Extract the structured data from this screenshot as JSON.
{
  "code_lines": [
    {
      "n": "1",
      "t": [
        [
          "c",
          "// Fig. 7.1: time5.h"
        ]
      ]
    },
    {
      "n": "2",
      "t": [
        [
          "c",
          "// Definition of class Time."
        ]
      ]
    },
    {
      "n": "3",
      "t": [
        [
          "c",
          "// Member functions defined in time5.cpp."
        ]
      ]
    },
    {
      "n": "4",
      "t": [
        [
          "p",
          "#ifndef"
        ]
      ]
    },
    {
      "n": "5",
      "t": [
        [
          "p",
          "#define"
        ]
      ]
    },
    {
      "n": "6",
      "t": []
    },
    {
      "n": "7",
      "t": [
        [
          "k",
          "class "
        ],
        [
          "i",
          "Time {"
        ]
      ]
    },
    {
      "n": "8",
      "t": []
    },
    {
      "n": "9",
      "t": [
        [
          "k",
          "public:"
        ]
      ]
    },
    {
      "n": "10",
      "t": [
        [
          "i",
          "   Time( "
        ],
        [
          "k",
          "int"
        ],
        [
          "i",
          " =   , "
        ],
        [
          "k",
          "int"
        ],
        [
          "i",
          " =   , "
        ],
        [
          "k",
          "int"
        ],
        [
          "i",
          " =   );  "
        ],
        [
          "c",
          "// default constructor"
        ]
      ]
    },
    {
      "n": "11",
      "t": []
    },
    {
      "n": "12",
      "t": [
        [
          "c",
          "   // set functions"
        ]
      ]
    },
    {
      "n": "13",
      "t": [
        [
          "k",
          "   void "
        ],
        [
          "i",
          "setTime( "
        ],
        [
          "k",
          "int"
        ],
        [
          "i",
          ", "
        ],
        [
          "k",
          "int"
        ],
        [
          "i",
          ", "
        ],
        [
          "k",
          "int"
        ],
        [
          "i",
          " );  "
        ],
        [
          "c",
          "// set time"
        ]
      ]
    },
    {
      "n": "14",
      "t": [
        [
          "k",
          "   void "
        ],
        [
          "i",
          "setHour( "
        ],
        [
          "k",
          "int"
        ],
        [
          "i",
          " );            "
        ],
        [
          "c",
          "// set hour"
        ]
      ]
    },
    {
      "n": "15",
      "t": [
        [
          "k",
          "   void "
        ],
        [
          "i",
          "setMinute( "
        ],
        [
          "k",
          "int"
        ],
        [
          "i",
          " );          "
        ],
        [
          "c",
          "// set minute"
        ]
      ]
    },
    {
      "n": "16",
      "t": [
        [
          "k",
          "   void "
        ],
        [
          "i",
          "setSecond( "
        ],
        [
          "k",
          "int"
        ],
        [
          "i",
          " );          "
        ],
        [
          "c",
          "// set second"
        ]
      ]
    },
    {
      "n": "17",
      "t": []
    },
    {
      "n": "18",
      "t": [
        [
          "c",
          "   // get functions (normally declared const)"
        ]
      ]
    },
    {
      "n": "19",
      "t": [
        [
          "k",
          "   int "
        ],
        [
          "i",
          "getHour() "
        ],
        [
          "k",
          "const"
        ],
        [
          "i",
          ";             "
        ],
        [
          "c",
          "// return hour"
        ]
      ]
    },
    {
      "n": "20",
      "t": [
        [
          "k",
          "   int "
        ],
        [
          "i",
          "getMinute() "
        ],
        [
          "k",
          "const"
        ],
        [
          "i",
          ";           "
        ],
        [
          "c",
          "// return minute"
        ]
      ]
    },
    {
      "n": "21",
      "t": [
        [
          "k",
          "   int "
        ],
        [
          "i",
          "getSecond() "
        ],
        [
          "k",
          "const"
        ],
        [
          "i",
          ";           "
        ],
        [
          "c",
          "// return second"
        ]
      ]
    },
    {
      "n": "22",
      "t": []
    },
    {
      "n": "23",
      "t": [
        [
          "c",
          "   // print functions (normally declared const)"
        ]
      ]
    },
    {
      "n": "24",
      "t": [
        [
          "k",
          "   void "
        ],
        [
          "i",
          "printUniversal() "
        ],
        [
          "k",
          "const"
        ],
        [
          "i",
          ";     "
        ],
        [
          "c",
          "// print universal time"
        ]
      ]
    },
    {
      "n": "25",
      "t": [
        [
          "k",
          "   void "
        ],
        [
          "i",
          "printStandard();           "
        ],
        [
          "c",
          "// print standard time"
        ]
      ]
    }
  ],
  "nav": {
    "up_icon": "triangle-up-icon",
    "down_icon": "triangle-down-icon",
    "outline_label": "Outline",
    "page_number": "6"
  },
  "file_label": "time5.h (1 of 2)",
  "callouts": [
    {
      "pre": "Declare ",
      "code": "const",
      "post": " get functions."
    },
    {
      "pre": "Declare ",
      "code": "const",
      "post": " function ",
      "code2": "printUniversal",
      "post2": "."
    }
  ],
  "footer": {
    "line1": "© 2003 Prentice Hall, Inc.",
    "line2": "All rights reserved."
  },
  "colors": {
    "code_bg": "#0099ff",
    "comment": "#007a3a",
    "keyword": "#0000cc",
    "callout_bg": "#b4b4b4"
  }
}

==*==

Set problem: Copy out all lines above that include the string "declared".

Expected answer:
          "   // get functions (normally declared const)"
          "   // print functions (normally declared const)"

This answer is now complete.